╔══
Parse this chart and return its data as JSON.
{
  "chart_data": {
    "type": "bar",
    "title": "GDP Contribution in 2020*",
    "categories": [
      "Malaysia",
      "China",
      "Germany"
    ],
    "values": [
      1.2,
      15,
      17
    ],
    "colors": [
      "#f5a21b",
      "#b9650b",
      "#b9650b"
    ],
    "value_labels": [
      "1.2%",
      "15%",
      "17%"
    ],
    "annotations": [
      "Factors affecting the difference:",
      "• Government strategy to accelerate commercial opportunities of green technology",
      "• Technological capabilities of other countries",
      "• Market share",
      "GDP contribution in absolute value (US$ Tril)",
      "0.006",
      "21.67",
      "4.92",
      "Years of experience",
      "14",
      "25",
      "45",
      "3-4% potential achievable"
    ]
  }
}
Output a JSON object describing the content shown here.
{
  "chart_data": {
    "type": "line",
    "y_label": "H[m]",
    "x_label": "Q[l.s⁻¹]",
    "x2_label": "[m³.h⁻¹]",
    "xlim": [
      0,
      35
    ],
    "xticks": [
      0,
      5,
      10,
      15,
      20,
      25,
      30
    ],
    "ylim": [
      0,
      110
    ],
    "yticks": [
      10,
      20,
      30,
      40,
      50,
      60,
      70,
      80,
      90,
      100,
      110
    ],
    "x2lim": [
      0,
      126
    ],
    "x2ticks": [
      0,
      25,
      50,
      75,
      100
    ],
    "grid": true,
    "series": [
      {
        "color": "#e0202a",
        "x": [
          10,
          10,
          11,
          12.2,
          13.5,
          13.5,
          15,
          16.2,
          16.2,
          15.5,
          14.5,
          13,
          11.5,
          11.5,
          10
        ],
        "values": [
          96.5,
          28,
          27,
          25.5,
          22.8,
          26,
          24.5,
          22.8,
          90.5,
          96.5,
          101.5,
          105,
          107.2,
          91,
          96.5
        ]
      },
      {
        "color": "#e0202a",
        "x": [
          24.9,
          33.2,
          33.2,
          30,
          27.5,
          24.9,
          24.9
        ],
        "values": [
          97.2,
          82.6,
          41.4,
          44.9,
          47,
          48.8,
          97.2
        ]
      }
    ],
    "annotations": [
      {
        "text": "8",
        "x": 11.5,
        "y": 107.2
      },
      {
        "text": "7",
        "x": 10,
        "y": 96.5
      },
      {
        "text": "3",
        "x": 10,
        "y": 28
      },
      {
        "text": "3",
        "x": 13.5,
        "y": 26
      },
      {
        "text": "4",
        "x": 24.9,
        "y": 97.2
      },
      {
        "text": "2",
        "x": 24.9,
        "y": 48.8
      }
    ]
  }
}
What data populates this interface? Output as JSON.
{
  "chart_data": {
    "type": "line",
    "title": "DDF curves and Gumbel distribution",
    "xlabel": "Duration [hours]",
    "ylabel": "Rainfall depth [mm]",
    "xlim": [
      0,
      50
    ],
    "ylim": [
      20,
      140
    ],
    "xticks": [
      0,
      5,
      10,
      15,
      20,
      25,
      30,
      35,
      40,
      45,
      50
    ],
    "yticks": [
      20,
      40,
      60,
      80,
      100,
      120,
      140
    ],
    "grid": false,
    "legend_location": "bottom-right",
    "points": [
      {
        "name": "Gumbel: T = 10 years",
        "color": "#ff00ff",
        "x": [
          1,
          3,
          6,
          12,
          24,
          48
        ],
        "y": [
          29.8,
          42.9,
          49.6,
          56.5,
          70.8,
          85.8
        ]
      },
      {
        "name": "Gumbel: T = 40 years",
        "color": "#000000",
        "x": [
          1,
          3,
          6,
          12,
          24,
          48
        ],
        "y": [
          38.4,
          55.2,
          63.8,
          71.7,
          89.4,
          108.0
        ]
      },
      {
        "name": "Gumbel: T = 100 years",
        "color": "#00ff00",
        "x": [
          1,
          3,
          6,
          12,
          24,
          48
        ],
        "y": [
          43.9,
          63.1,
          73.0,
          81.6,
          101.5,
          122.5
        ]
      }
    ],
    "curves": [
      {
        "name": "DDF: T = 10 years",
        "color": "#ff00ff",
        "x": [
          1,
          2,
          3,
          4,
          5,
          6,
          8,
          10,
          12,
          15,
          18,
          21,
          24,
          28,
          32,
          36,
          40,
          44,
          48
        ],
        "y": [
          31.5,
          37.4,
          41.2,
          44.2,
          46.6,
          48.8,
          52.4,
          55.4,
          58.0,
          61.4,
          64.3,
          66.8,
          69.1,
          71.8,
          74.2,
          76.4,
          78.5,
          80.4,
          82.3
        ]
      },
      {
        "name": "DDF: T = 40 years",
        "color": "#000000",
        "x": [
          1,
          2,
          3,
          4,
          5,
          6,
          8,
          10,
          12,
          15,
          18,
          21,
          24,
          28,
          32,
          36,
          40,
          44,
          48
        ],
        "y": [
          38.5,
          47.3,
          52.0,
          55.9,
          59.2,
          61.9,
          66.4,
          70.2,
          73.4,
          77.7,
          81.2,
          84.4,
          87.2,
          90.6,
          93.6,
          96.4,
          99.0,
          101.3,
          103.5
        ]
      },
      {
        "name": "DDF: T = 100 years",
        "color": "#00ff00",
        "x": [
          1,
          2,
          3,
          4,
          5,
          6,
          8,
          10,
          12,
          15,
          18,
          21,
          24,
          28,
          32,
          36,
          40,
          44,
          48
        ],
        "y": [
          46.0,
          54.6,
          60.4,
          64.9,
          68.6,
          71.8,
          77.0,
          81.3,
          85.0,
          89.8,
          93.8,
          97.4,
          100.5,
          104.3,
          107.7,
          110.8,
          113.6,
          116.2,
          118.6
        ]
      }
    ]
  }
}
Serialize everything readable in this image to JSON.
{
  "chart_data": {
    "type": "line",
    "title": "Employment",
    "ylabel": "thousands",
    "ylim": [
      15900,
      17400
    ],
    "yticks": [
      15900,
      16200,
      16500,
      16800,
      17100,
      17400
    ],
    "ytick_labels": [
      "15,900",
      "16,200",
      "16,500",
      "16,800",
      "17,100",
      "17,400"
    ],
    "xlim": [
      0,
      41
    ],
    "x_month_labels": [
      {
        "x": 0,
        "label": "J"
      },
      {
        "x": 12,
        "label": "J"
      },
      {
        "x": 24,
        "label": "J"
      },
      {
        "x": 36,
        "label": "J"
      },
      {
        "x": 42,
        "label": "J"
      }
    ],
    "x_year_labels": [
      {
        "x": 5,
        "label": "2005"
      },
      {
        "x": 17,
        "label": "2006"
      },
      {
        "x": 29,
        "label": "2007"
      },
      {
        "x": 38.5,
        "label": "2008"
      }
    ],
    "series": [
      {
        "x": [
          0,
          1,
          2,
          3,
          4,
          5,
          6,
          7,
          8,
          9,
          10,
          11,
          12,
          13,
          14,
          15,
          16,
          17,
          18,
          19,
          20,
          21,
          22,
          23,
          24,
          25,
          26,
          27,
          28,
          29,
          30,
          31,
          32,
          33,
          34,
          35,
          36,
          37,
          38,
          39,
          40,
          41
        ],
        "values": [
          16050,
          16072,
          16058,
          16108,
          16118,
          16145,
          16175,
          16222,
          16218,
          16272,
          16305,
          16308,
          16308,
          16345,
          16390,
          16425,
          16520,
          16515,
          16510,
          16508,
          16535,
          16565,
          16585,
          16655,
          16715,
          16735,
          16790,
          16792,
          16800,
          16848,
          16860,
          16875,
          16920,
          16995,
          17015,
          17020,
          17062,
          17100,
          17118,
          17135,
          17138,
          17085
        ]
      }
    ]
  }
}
╚══
The entries above must be returned exactly.

RESULT OF THE EXERCISE:
Parse this chart and return its data as JSON.
{
  "chart_data": {
    "type": "bar",
    "title": "GDP Contribution in 2020*",
    "categories": [
      "Malaysia",
      "China",
      "Germany"
    ],
    "values": [
      1.2,
      15,
      17
    ],
    "colors": [
      "#f5a21b",
      "#b9650b",
      "#b9650b"
    ],
    "value_labels": [
      "1.2%",
      "15%",
      "17%"
    ],
    "annotations": [
      "Factors affecting the difference:",
      "• Government strategy to accelerate commercial opportunities of green technology",
      "• Technological capabilities of other countries",
      "• Market share",
      "GDP contribution in absolute value (US$ Tril)",
      "0.006",
      "21.67",
      "4.92",
      "Years of experience",
      "14",
      "25",
      "45",
      "3-4% potential achievable"
    ]
  }
}
Output a JSON object describing the content shown here.
{
  "chart_data": {
    "type": "line",
    "y_label": "H[m]",
    "x_label": "Q[l.s⁻¹]",
    "x2_label": "[m³.h⁻¹]",
    "xlim": [
      0,
      35
    ],
    "xticks": [
      0,
      5,
      10,
      15,
      20,
      25,
      30
    ],
    "ylim": [
      0,
      110
    ],
    "yticks": [
      10,
      20,
      30,
      40,
      50,
      60,
      70,
      80,
      90,
      100,
      110
    ],
    "x2lim": [
      0,
      126
    ],
    "x2ticks": [
      0,
      25,
      50,
      75,
      100
    ],
    "grid": true,
    "series": [
      {
        "color": "#e0202a",
        "x": [
          10,
          10,
          11,
          12.2,
          13.5,
          13.5,
          15,
          16.2,
          16.2,
          15.5,
          14.5,
          13,
          11.5,
          11.5,
          10
        ],
        "values": [
          96.5,
          28,
          27,
          25.5,
          22.8,
          26,
          24.5,
          22.8,
          90.5,
          96.5,
          101.5,
          105,
          107.2,
          91,
          96.5
        ]
      },
      {
        "color": "#e0202a",
        "x": [
          24.9,
          33.2,
          33.2,
          30,
          27.5,
          24.9,
          24.9
        ],
        "values": [
          97.2,
          82.6,
          41.4,
          44.9,
          47,
          48.8,
          97.2
        ]
      }
    ],
    "annotations": [
      {
        "text": "8",
        "x": 11.5,
        "y": 107.2
      },
      {
        "text": "7",
        "x": 10,
        "y": 96.5
      },
      {
        "text": "3",
        "x": 10,
        "y": 28
      },
      {
        "text": "3",
        "x": 13.5,
        "y": 26
      },
      {
        "text": "4",
        "x": 24.9,
        "y": 97.2
      },
      {
        "text": "2",
        "x": 24.9,
        "y": 48.8
      }
    ]
  }
}
What data populates this interface? Output as JSON.
{
  "chart_data": {
    "type": "line",
    "title": "DDF curves and Gumbel distribution",
    "xlabel": "Duration [hours]",
    "ylabel": "Rainfall depth [mm]",
    "xlim": [
      0,
      50
    ],
    "ylim": [
      20,
      140
    ],
    "xticks": [
      0,
      5,
      10,
      15,
      20,
      25,
      30,
      35,
      40,
      45,
      50
    ],
    "yticks": [
      20,
      40,
      60,
      80,
      100,
      120,
      140
    ],
    "grid": false,
    "legend_location": "bottom-right",
    "points": [
      {
        "name": "Gumbel: T = 10 years",
        "color": "#ff00ff",
        "x": [
          1,
          3,
          6,
          12,
          24,
          48
        ],
        "y": [
          29.8,
          42.9,
          49.6,
          56.5,
          70.8,
          85.8
        ]
      },
      {
        "name": "Gumbel: T = 40 years",
        "color": "#000000",
        "x": [
          1,
          3,
          6,
          12,
          24,
          48
        ],
        "y": [
          38.4,
          55.2,
          63.8,
          71.7,
          89.4,
          108.0
        ]
      },
      {
        "name": "Gumbel: T = 100 years",
        "color": "#00ff00",
        "x": [
          1,
          3,
          6,
          12,
          24,
          48
        ],
        "y": [
          43.9,
          63.1,
          73.0,
          81.6,
          101.5,
          122.5
        ]
      }
    ],
    "curves": [
      {
        "name": "DDF: T = 10 years",
        "color": "#ff00ff",
        "x": [
          1,
          2,
          3,
          4,
          5,
          6,
          8,
          10,
          12,
          15,
          18,
          21,
          24,
          28,
          32,
          36,
          40,
          44,
          48
        ],
        "y": [
          31.5,
          37.4,
          41.2,
          44.2,
          46.6,
          48.8,
          52.4,
          55.4,
          58.0,
          61.4,
          64.3,
          66.8,
          69.1,
          71.8,
          74.2,
          76.4,
          78.5,
          80.4,
          82.3
        ]
      },
      {
        "name": "DDF: T = 40 years",
        "color": "#000000",
        "x": [
          1,
          2,
          3,
          4,
          5,
          6,
          8,
          10,
          12,
          15,
          18,
          21,
          24,
          28,
          32,
          36,
          40,
          44,
          48
        ],
        "y": [
          38.5,
          47.3,
          52.0,
          55.9,
          59.2,
          61.9,
          66.4,
          70.2,
          73.4,
          77.7,
          81.2,
          84.4,
          87.2,
          90.6,
          93.6,
          96.4,
          99.0,
          101.3,
          103.5
        ]
      },
      {
        "name": "DDF: T = 100 years",
        "color": "#00ff00",
        "x": [
          1,
          2,
          3,
          4,
          5,
          6,
          8,
          10,
          12,
          15,
          18,
          21,
          24,
          28,
          32,
          36,
          40,
          44,
          48
        ],
        "y": [
          46.0,
          54.6,
          60.4,
          64.9,
          68.6,
          71.8,
          77.0,
          81.3,
          85.0,
          89.8,
          93.8,
          97.4,
          100.5,
          104.3,
          107.7,
          110.8,
          113.6,
          116.2,
          118.6
        ]
      }
    ]
  }
}
Serialize everything readable in this image to JSON.
{
  "chart_data": {
    "type": "line",
    "title": "Employment",
    "ylabel": "thousands",
    "ylim": [
      15900,
      17400
    ],
    "yticks": [
      15900,
      16200,
      16500,
      16800,
      17100,
      17400
    ],
    "ytick_labels": [
      "15,900",
      "16,200",
      "16,500",
      "16,800",
      "17,100",
      "17,400"
    ],
    "xlim": [
      0,
      41
    ],
    "x_month_labels": [
      {
        "x": 0,
        "label": "J"
      },
      {
        "x": 12,
        "label": "J"
      },
      {
        "x": 24,
        "label": "J"
      },
      {
        "x": 36,
        "label": "J"
      },
      {
        "x": 42,
        "label": "J"
      }
    ],
    "x_year_labels": [
      {
        "x": 5,
        "label": "2005"
      },
      {
        "x": 17,
        "label": "2006"
      },
      {
        "x": 29,
        "label": "2007"
      },
      {
        "x": 38.5,
        "label": "2008"
      }
    ],
    "series": [
      {
        "x": [
          0,
          1,
          2,
          3,
          4,
          5,
          6,
          7,
          8,
          9,
          10,
          11,
          12,
          13,
          14,
          15,
          16,
          17,
          18,
          19,
          20,
          21,
          22,
          23,
          24,
          25,
          26,
          27,
          28,
          29,
          30,
          31,
          32,
          33,
          34,
          35,
          36,
          37,
          38,
          39,
          40,
          41
        ],
        "values": [
          16050,
          16072,
          16058,
          16108,
          16118,
          16145,
          16175,
          16222,
          16218,
          16272,
          16305,
          16308,
          16308,
          16345,
          16390,
          16425,
          16520,
          16515,
          16510,
          16508,
          16535,
          16565,
          16585,
          16655,
          16715,
          16735,
          16790,
          16792,
          16800,
          16848,
          16860,
          16875,
          16920,
          16995,
          17015,
          17020,
          17062,
          17100,
          17118,
          17135,
          17138,
          17085
        ]
      }
    ]
  }
}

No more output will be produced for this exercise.